··· WORKING DATA ···

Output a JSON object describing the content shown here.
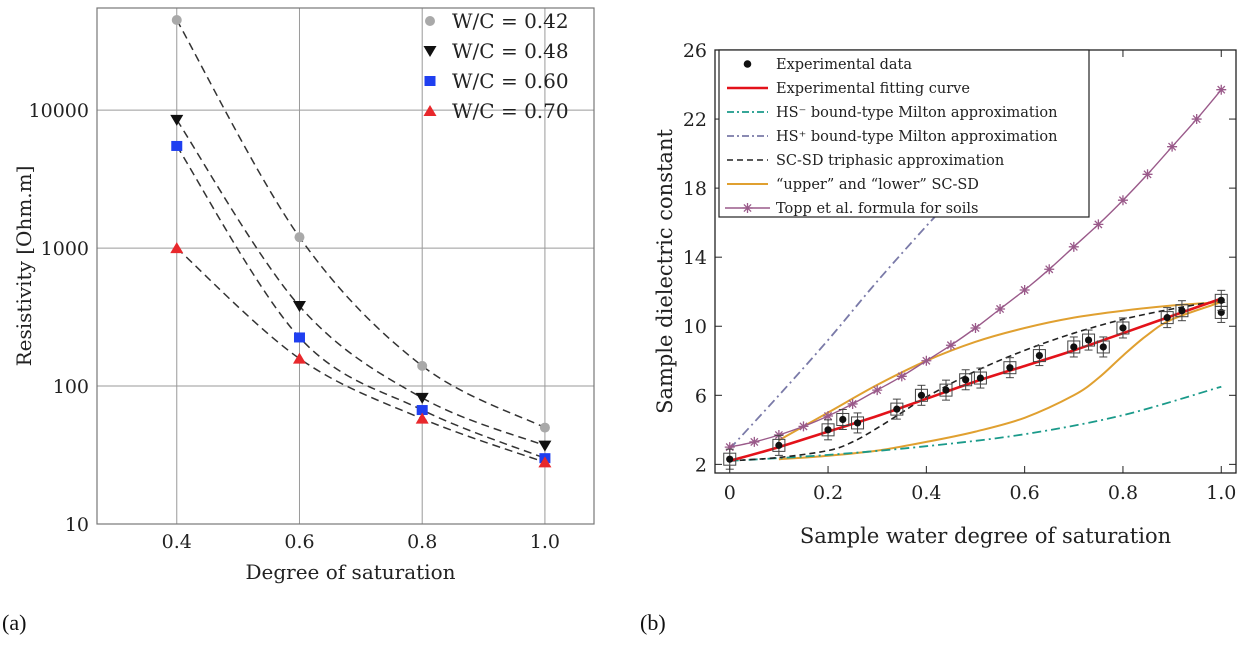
{
  "panel_labels": {
    "a": "(a)",
    "b": "(b)"
  },
  "colors": {
    "wc042": "#a9a9a9",
    "wc048": "#111111",
    "wc060": "#1f3ff0",
    "wc070": "#e8282c",
    "fit": "#e3121a",
    "hs_minus": "#1a9a8a",
    "hs_plus": "#7a7aa8",
    "scsd": "#222222",
    "upper_lower": "#e0a030",
    "topp": "#9a5a8a",
    "grid_a": "#9a9a9a",
    "dash": "#333333"
  },
  "chart_data": [
    {
      "type": "scatter",
      "panel": "(a)",
      "xlabel": "Degree of saturation",
      "ylabel": "Resistivity [Ohm.m]",
      "x_ticks": [
        "0.4",
        "0.6",
        "0.8",
        "1.0"
      ],
      "y_ticks": [
        "10",
        "100",
        "1000",
        "10000"
      ],
      "xlim": [
        0.27,
        1.08
      ],
      "ylim": [
        10,
        55000
      ],
      "yscale": "log",
      "grid": true,
      "legend_position": "top-right",
      "series": [
        {
          "name": "W/C = 0.42",
          "marker": "circle",
          "x": [
            0.4,
            0.6,
            0.8,
            1.0
          ],
          "y": [
            45000,
            1200,
            140,
            50
          ]
        },
        {
          "name": "W/C = 0.48",
          "marker": "triangle-down",
          "x": [
            0.4,
            0.6,
            0.8,
            1.0
          ],
          "y": [
            8500,
            380,
            82,
            37
          ]
        },
        {
          "name": "W/C = 0.60",
          "marker": "square",
          "x": [
            0.4,
            0.6,
            0.8,
            1.0
          ],
          "y": [
            5500,
            225,
            67,
            30
          ]
        },
        {
          "name": "W/C = 0.70",
          "marker": "triangle-up",
          "x": [
            0.4,
            0.6,
            0.8,
            1.0
          ],
          "y": [
            1000,
            158,
            58,
            28
          ]
        }
      ]
    },
    {
      "type": "line",
      "panel": "(b)",
      "xlabel": "Sample water degree of saturation",
      "ylabel": "Sample dielectric constant",
      "x_ticks": [
        "0",
        "0.2",
        "0.4",
        "0.6",
        "0.8",
        "1.0"
      ],
      "y_ticks": [
        "2",
        "6",
        "10",
        "14",
        "18",
        "22",
        "26"
      ],
      "xlim": [
        -0.03,
        1.03
      ],
      "ylim": [
        1.5,
        26
      ],
      "grid": false,
      "legend_position": "top-left",
      "legend": [
        "Experimental data",
        "Experimental fitting curve",
        "HS⁻ bound-type Milton approximation",
        "HS⁺ bound-type Milton approximation",
        "SC-SD triphasic approximation",
        "“upper” and “lower” SC-SD",
        "Topp et al. formula for soils"
      ],
      "experimental_data": {
        "x": [
          0.0,
          0.1,
          0.2,
          0.23,
          0.26,
          0.34,
          0.39,
          0.44,
          0.48,
          0.51,
          0.57,
          0.63,
          0.7,
          0.73,
          0.76,
          0.8,
          0.89,
          0.92,
          1.0,
          1.0
        ],
        "y": [
          2.3,
          3.1,
          4.0,
          4.6,
          4.4,
          5.2,
          6.0,
          6.3,
          6.9,
          7.0,
          7.6,
          8.3,
          8.8,
          9.2,
          8.8,
          9.9,
          10.5,
          10.9,
          10.8,
          11.5
        ]
      },
      "fitting_curve": {
        "x": [
          0.0,
          0.1,
          0.2,
          0.3,
          0.4,
          0.5,
          0.6,
          0.7,
          0.8,
          0.9,
          1.0
        ],
        "y": [
          2.2,
          3.0,
          3.9,
          4.8,
          5.8,
          6.8,
          7.7,
          8.6,
          9.6,
          10.6,
          11.6
        ]
      },
      "hs_minus": {
        "x": [
          0.0,
          0.2,
          0.4,
          0.6,
          0.8,
          1.0
        ],
        "y": [
          2.2,
          2.55,
          3.05,
          3.75,
          4.85,
          6.5
        ]
      },
      "hs_plus": {
        "x": [
          0.0,
          0.1,
          0.2,
          0.3,
          0.4,
          0.45
        ],
        "y": [
          2.9,
          6.0,
          9.2,
          12.6,
          15.8,
          17.3
        ]
      },
      "scsd_triphasic": {
        "x": [
          0.0,
          0.1,
          0.2,
          0.25,
          0.3,
          0.35,
          0.4,
          0.5,
          0.6,
          0.7,
          0.8,
          0.9,
          1.0
        ],
        "y": [
          2.2,
          2.4,
          2.8,
          3.3,
          4.1,
          5.0,
          5.9,
          7.4,
          8.6,
          9.6,
          10.4,
          11.0,
          11.5
        ]
      },
      "upper_scsd": {
        "x": [
          0.1,
          0.2,
          0.3,
          0.4,
          0.5,
          0.6,
          0.7,
          0.8,
          0.9,
          1.0
        ],
        "y": [
          3.4,
          5.0,
          6.6,
          8.0,
          9.1,
          9.9,
          10.5,
          10.9,
          11.2,
          11.4
        ]
      },
      "lower_scsd": {
        "x": [
          0.1,
          0.2,
          0.3,
          0.4,
          0.5,
          0.6,
          0.7,
          0.75,
          0.8,
          0.85,
          0.9,
          1.0
        ],
        "y": [
          2.3,
          2.5,
          2.8,
          3.3,
          3.9,
          4.7,
          6.0,
          7.0,
          8.3,
          9.5,
          10.4,
          11.4
        ]
      },
      "topp": {
        "x": [
          0.0,
          0.05,
          0.1,
          0.15,
          0.2,
          0.25,
          0.3,
          0.35,
          0.4,
          0.45,
          0.5,
          0.55,
          0.6,
          0.65,
          0.7,
          0.75,
          0.8,
          0.85,
          0.9,
          0.95,
          1.0
        ],
        "y": [
          3.0,
          3.3,
          3.7,
          4.2,
          4.8,
          5.5,
          6.3,
          7.1,
          8.0,
          8.9,
          9.9,
          11.0,
          12.1,
          13.3,
          14.6,
          15.9,
          17.3,
          18.8,
          20.4,
          22.0,
          23.7
        ]
      }
    }
  ]
}
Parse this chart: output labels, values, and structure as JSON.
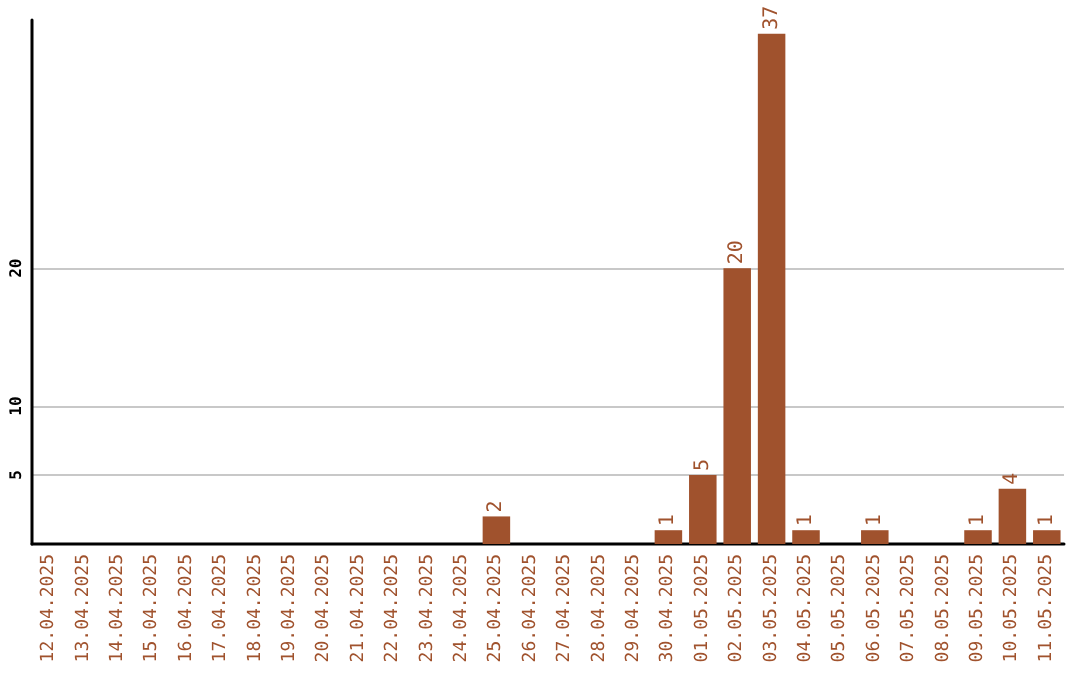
{
  "chart_data": {
    "type": "bar",
    "categories": [
      "12.04.2025",
      "13.04.2025",
      "14.04.2025",
      "15.04.2025",
      "16.04.2025",
      "17.04.2025",
      "18.04.2025",
      "19.04.2025",
      "20.04.2025",
      "21.04.2025",
      "22.04.2025",
      "23.04.2025",
      "24.04.2025",
      "25.04.2025",
      "26.04.2025",
      "27.04.2025",
      "28.04.2025",
      "29.04.2025",
      "30.04.2025",
      "01.05.2025",
      "02.05.2025",
      "03.05.2025",
      "04.05.2025",
      "05.05.2025",
      "06.05.2025",
      "07.05.2025",
      "08.05.2025",
      "09.05.2025",
      "10.05.2025",
      "11.05.2025"
    ],
    "values": [
      0,
      0,
      0,
      0,
      0,
      0,
      0,
      0,
      0,
      0,
      0,
      0,
      0,
      2,
      0,
      0,
      0,
      0,
      1,
      5,
      20,
      37,
      1,
      0,
      1,
      0,
      0,
      1,
      4,
      1
    ],
    "value_labels": [
      null,
      null,
      null,
      null,
      null,
      null,
      null,
      null,
      null,
      null,
      null,
      null,
      null,
      "2",
      null,
      null,
      null,
      null,
      "1",
      "5",
      "20",
      "37",
      "1",
      null,
      "1",
      null,
      null,
      "1",
      "4",
      "1"
    ],
    "color": "#a0522d",
    "ylim": [
      0,
      38
    ],
    "yticks": [
      5,
      10,
      20
    ],
    "grid": "y"
  }
}
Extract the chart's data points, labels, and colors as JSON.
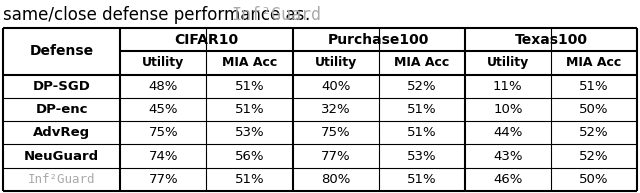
{
  "caption_prefix": "same/close defense performance as ",
  "caption_mono": "Inf²Guard",
  "caption_suffix": ".",
  "headers_top": [
    "CIFAR10",
    "Purchase100",
    "Texas100"
  ],
  "headers_sub": [
    "Utility",
    "MIA Acc",
    "Utility",
    "MIA Acc",
    "Utility",
    "MIA Acc"
  ],
  "rows": [
    [
      "DP-SGD",
      "48%",
      "51%",
      "40%",
      "52%",
      "11%",
      "51%"
    ],
    [
      "DP-enc",
      "45%",
      "51%",
      "32%",
      "51%",
      "10%",
      "50%"
    ],
    [
      "AdvReg",
      "75%",
      "53%",
      "75%",
      "51%",
      "44%",
      "52%"
    ],
    [
      "NeuGuard",
      "74%",
      "56%",
      "77%",
      "53%",
      "43%",
      "52%"
    ],
    [
      "Inf²Guard",
      "77%",
      "51%",
      "80%",
      "51%",
      "46%",
      "50%"
    ]
  ],
  "row_bold": [
    true,
    true,
    true,
    true,
    false
  ],
  "bg_color": "#ffffff",
  "text_color": "#000000",
  "gray_color": "#aaaaaa",
  "figure_width": 6.4,
  "figure_height": 1.93,
  "dpi": 100
}
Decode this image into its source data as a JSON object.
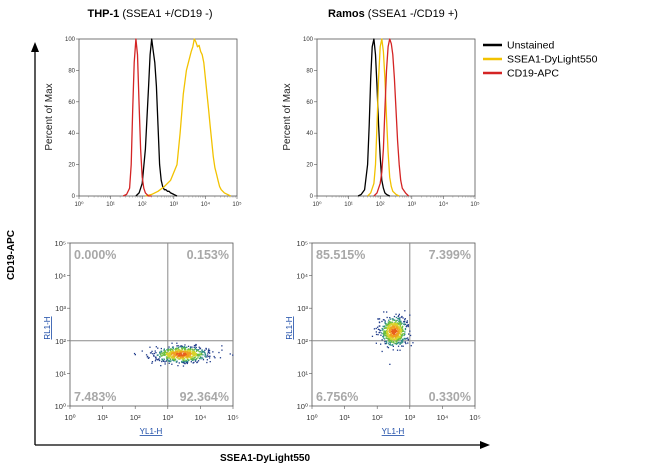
{
  "colors": {
    "unstained": "#000000",
    "ssea1": "#f2c200",
    "cd19": "#d42424",
    "quadrant_line": "#8a8a8a",
    "percent_text": "#a8a8a8",
    "channel_label": "#1a4aa6"
  },
  "axes": {
    "x_title": "SSEA1-DyLight550",
    "y_title": "CD19-APC"
  },
  "legend": {
    "placement": "top-right",
    "items": [
      {
        "label": "Unstained",
        "color": "#000000"
      },
      {
        "label": "SSEA1-DyLight550",
        "color": "#f2c200"
      },
      {
        "label": "CD19-APC",
        "color": "#d42424"
      }
    ]
  },
  "chart_data": [
    {
      "type": "line",
      "panel": "THP-1 histogram",
      "title_bold": "THP-1",
      "title_rest": " (SSEA1 +/CD19 -)",
      "ylabel": "Percent of Max",
      "xscale": "log",
      "xlim": [
        1,
        100000
      ],
      "ylim": [
        0,
        100
      ],
      "yticks": [
        0,
        20,
        40,
        60,
        80,
        100
      ],
      "xtick_labels": [
        "10⁰",
        "10¹",
        "10²",
        "10³",
        "10⁴",
        "10⁵"
      ],
      "series": [
        {
          "name": "Unstained",
          "color": "#000000",
          "x": [
            63,
            80,
            100,
            126,
            159,
            178,
            200,
            224,
            251,
            282,
            316,
            355,
            398,
            447,
            501,
            562,
            631,
            708,
            794,
            1000,
            1259
          ],
          "y": [
            0,
            2,
            8,
            30,
            70,
            90,
            100,
            92,
            85,
            70,
            45,
            20,
            10,
            6,
            4,
            4,
            3,
            3,
            2,
            1,
            0
          ]
        },
        {
          "name": "SSEA1-DyLight550",
          "color": "#f2c200",
          "x": [
            126,
            200,
            316,
            501,
            794,
            1259,
            1585,
            2000,
            2512,
            3162,
            3548,
            3981,
            4467,
            5012,
            5623,
            6310,
            7079,
            7943,
            8913,
            10000,
            11220,
            12589,
            14125,
            15849,
            17783,
            19953,
            22387,
            25119,
            28184,
            31623,
            39811,
            50119,
            63096
          ],
          "y": [
            0,
            1,
            3,
            6,
            10,
            20,
            40,
            65,
            80,
            88,
            92,
            95,
            100,
            98,
            95,
            96,
            92,
            90,
            85,
            75,
            65,
            55,
            45,
            35,
            25,
            18,
            14,
            10,
            6,
            4,
            2,
            1,
            0
          ]
        },
        {
          "name": "CD19-APC",
          "color": "#d42424",
          "x": [
            25,
            32,
            40,
            45,
            50,
            56,
            63,
            71,
            79,
            89,
            100,
            112,
            126,
            141,
            158,
            200
          ],
          "y": [
            0,
            1,
            5,
            20,
            55,
            85,
            100,
            90,
            60,
            30,
            12,
            5,
            2,
            1,
            0,
            0
          ]
        }
      ]
    },
    {
      "type": "line",
      "panel": "Ramos histogram",
      "title_bold": "Ramos",
      "title_rest": " (SSEA1 -/CD19 +)",
      "ylabel": "Percent of Max",
      "xscale": "log",
      "xlim": [
        1,
        100000
      ],
      "ylim": [
        0,
        100
      ],
      "yticks": [
        0,
        20,
        40,
        60,
        80,
        100
      ],
      "xtick_labels": [
        "10⁰",
        "10¹",
        "10²",
        "10³",
        "10⁴",
        "10⁵"
      ],
      "series": [
        {
          "name": "Unstained",
          "color": "#000000",
          "x": [
            20,
            25,
            32,
            40,
            45,
            50,
            56,
            63,
            71,
            79,
            89,
            100,
            112,
            126,
            141,
            158,
            200
          ],
          "y": [
            0,
            1,
            4,
            20,
            45,
            75,
            95,
            100,
            90,
            70,
            45,
            25,
            10,
            5,
            2,
            1,
            0
          ]
        },
        {
          "name": "SSEA1-DyLight550",
          "color": "#f2c200",
          "x": [
            40,
            50,
            63,
            71,
            79,
            89,
            100,
            112,
            126,
            141,
            158,
            178,
            200,
            224,
            251,
            316,
            398
          ],
          "y": [
            0,
            2,
            8,
            20,
            45,
            75,
            95,
            100,
            92,
            75,
            50,
            28,
            12,
            6,
            3,
            1,
            0
          ]
        },
        {
          "name": "CD19-APC",
          "color": "#d42424",
          "x": [
            63,
            79,
            100,
            112,
            126,
            141,
            158,
            178,
            200,
            224,
            251,
            282,
            316,
            355,
            398,
            447,
            501,
            631,
            794
          ],
          "y": [
            0,
            2,
            8,
            15,
            30,
            55,
            80,
            95,
            100,
            97,
            90,
            75,
            55,
            35,
            20,
            10,
            5,
            2,
            0
          ]
        }
      ]
    },
    {
      "type": "scatter",
      "panel": "THP-1 dot plot",
      "xlabel": "YL1-H",
      "ylabel": "RL1-H",
      "xscale": "log",
      "yscale": "log",
      "xlim": [
        1,
        100000
      ],
      "ylim": [
        1,
        100000
      ],
      "xtick_labels": [
        "10⁰",
        "10¹",
        "10²",
        "10³",
        "10⁴",
        "10⁵"
      ],
      "ytick_labels": [
        "10⁰",
        "10¹",
        "10²",
        "10³",
        "10⁴",
        "10⁵"
      ],
      "quadrant_gate": {
        "x": 1000,
        "y": 100
      },
      "quadrant_percent": {
        "upper_left": "0.000%",
        "upper_right": "0.153%",
        "lower_left": "7.483%",
        "lower_right": "92.364%"
      },
      "population_center": {
        "x": 2500,
        "y": 40
      },
      "population_spread_log10": {
        "x": 0.4,
        "y": 0.12
      },
      "population_events": 700
    },
    {
      "type": "scatter",
      "panel": "Ramos dot plot",
      "xlabel": "YL1-H",
      "ylabel": "RL1-H",
      "xscale": "log",
      "yscale": "log",
      "xlim": [
        1,
        100000
      ],
      "ylim": [
        1,
        100000
      ],
      "xtick_labels": [
        "10⁰",
        "10¹",
        "10²",
        "10³",
        "10⁴",
        "10⁵"
      ],
      "ytick_labels": [
        "10⁰",
        "10¹",
        "10²",
        "10³",
        "10⁴",
        "10⁵"
      ],
      "quadrant_gate": {
        "x": 1000,
        "y": 100
      },
      "quadrant_percent": {
        "upper_left": "85.515%",
        "upper_right": "7.399%",
        "lower_left": "6.756%",
        "lower_right": "0.330%"
      },
      "population_center": {
        "x": 316,
        "y": 200
      },
      "population_spread_log10": {
        "x": 0.2,
        "y": 0.22
      },
      "population_events": 650
    }
  ]
}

···

** TASK STATEMENT **
Scan the records for the string "values". Copy each line in which it appears.

** SOLUTION FOR THIS PROBLEM **
Parse this chart: output labels, values, and structure as JSON.
    "values": [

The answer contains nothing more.